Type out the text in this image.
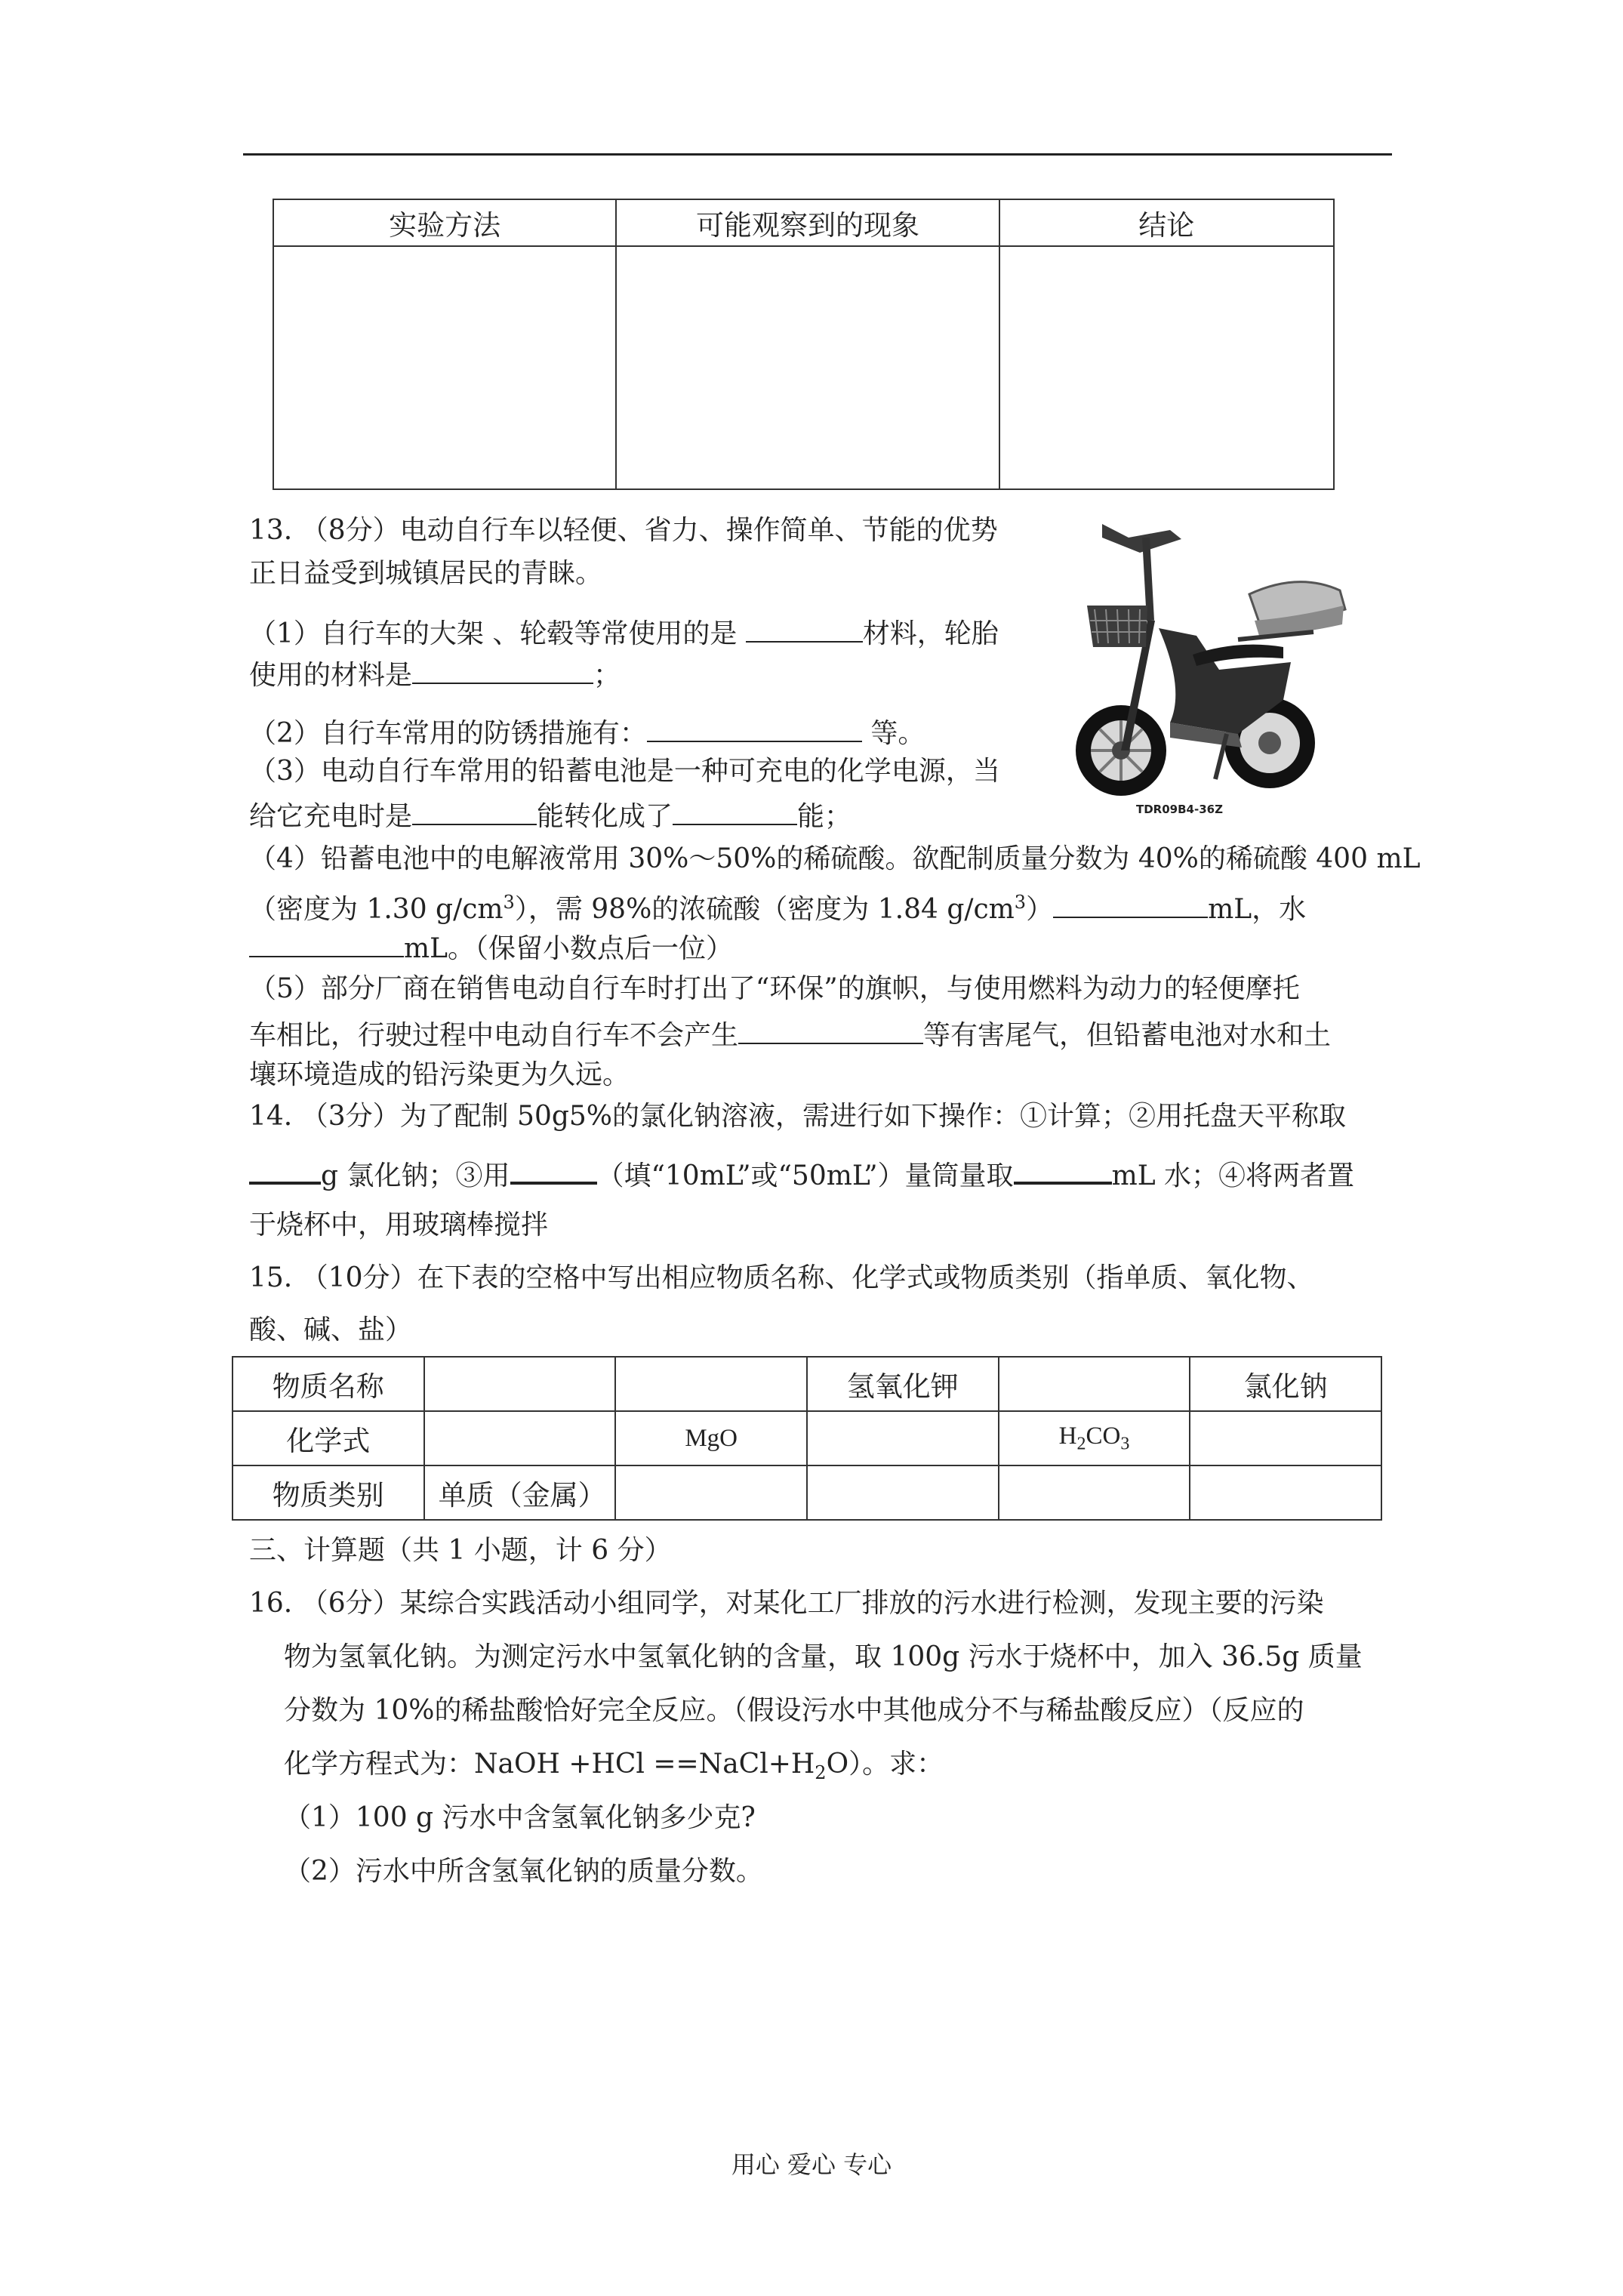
实验方法	可能观察到的现象	结论

13. （8分）电动自行车以轻便、省力、操作简单、节能的优势
正日益受到城镇居民的青睐。
（1）自行车的大架 、轮毂等常使用的是	材料，轮胎
使用的材料是	；
（2）自行车常用的防锈措施有：	等。
（3）电动自行车常用的铅蓄电池是一种可充电的化学电源，当
给它充电时是	能转化成了	能；
（4）铅蓄电池中的电解液常用 30%～50%的稀硫酸。欲配制质量分数为 40%的稀硫酸 400 mL
（密度为 1.30 $g/cm^3$），需 98%的浓硫酸（密度为 1.84 $g/cm^3$）	mL，水
mL。（保留小数点后一位）
（5）部分厂商在销售电动自行车时打出了“环保”的旗帜，与使用燃料为动力的轻便摩托
车相比，行驶过程中电动自行车不会产生	等有害尾气，但铅蓄电池对水和土
壤环境造成的铅污染更为久远。
TDR09B4-36Z
14. （3分）为了配制 50g5%的氯化钠溶液，需进行如下操作：①计算；②用托盘天平称取
g 氯化钠；③用	（填“10mL”或“50mL”）量筒量取	mL 水；④将两者置
于烧杯中，用玻璃棒搅拌
15. （10分）在下表的空格中写出相应物质名称、化学式或物质类别（指单质、氧化物、
酸、碱、盐）
物质名称			氢氧化钾		氯化钠
化学式		MgO		$H_2CO_3$	
物质类别	单质（金属）				
三、计算题（共 1 小题，计 6 分）
16. （6分）某综合实践活动小组同学，对某化工厂排放的污水进行检测，发现主要的污染
物为氢氧化钠。为测定污水中氢氧化钠的含量，取 100g 污水于烧杯中，加入 36.5g 质量
分数为 10%的稀盐酸恰好完全反应。（假设污水中其他成分不与稀盐酸反应）（反应的
化学方程式为：NaOH $+HCl ==NaCl+H_2O$）。求：
（1）100 g 污水中含氢氧化钠多少克?
（2）污水中所含氢氧化钠的质量分数。
用心 爱心 专心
* * * * * * * * *
## Written task
Copy out the data above exactly, except the pictures.

## Finished exercise
Type out the text in this image.
实验方法	可能观察到的现象	结论

13. （8分）电动自行车以轻便、省力、操作简单、节能的优势
正日益受到城镇居民的青睐。
（1）自行车的大架 、轮毂等常使用的是	材料，轮胎
使用的材料是	；
（2）自行车常用的防锈措施有：	等。
（3）电动自行车常用的铅蓄电池是一种可充电的化学电源，当
给它充电时是	能转化成了	能；
（4）铅蓄电池中的电解液常用 30%～50%的稀硫酸。欲配制质量分数为 40%的稀硫酸 400 mL
（密度为 1.30 $g/cm^3$），需 98%的浓硫酸（密度为 1.84 $g/cm^3$）	mL，水
mL。（保留小数点后一位）
（5）部分厂商在销售电动自行车时打出了“环保”的旗帜，与使用燃料为动力的轻便摩托
车相比，行驶过程中电动自行车不会产生	等有害尾气，但铅蓄电池对水和土
壤环境造成的铅污染更为久远。
TDR09B4-36Z
14. （3分）为了配制 50g5%的氯化钠溶液，需进行如下操作：①计算；②用托盘天平称取
g 氯化钠；③用	（填“10mL”或“50mL”）量筒量取	mL 水；④将两者置
于烧杯中，用玻璃棒搅拌
15. （10分）在下表的空格中写出相应物质名称、化学式或物质类别（指单质、氧化物、
酸、碱、盐）
物质名称			氢氧化钾		氯化钠
化学式		MgO		$H_2CO_3$	
物质类别	单质（金属）				
三、计算题（共 1 小题，计 6 分）
16. （6分）某综合实践活动小组同学，对某化工厂排放的污水进行检测，发现主要的污染
物为氢氧化钠。为测定污水中氢氧化钠的含量，取 100g 污水于烧杯中，加入 36.5g 质量
分数为 10%的稀盐酸恰好完全反应。（假设污水中其他成分不与稀盐酸反应）（反应的
化学方程式为：NaOH $+HCl ==NaCl+H_2O$）。求：
（1）100 g 污水中含氢氧化钠多少克?
（2）污水中所含氢氧化钠的质量分数。
用心 爱心 专心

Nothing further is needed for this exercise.